◆ Objective
Extract every line of the material that holds the string "ECMWF".

Items from a data source

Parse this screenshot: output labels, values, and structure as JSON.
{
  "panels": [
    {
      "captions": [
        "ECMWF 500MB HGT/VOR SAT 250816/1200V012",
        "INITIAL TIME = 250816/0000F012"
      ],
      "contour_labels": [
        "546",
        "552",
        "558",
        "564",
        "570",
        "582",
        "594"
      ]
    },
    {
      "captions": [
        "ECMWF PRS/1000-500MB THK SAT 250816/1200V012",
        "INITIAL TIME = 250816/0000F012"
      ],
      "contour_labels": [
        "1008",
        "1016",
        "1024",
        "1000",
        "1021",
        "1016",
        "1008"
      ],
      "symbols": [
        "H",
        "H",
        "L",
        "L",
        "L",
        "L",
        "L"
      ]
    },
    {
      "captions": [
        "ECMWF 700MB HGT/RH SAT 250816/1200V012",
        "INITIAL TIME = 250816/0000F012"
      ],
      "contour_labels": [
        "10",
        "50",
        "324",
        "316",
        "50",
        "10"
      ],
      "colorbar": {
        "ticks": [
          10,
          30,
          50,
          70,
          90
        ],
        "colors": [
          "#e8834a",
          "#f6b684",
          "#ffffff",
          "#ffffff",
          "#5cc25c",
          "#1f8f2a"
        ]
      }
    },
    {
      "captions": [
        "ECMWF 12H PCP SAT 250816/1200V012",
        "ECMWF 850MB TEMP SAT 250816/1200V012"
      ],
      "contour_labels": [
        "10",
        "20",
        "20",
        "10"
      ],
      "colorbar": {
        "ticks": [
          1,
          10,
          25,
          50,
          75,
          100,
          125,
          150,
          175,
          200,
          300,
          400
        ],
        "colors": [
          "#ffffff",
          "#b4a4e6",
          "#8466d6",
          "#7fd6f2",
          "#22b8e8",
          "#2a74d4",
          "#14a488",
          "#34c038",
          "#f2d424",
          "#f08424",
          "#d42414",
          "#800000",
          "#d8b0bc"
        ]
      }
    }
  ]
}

◆ Solved exercise
        "ECMWF 500MB HGT/VOR SAT 250816/1200V012",
        "ECMWF PRS/1000-500MB THK SAT 250816/1200V012",
        "ECMWF 700MB HGT/RH SAT 250816/1200V012",
        "ECMWF 12H PCP SAT 250816/1200V012",
        "ECMWF 850MB TEMP SAT 250816/1200V012"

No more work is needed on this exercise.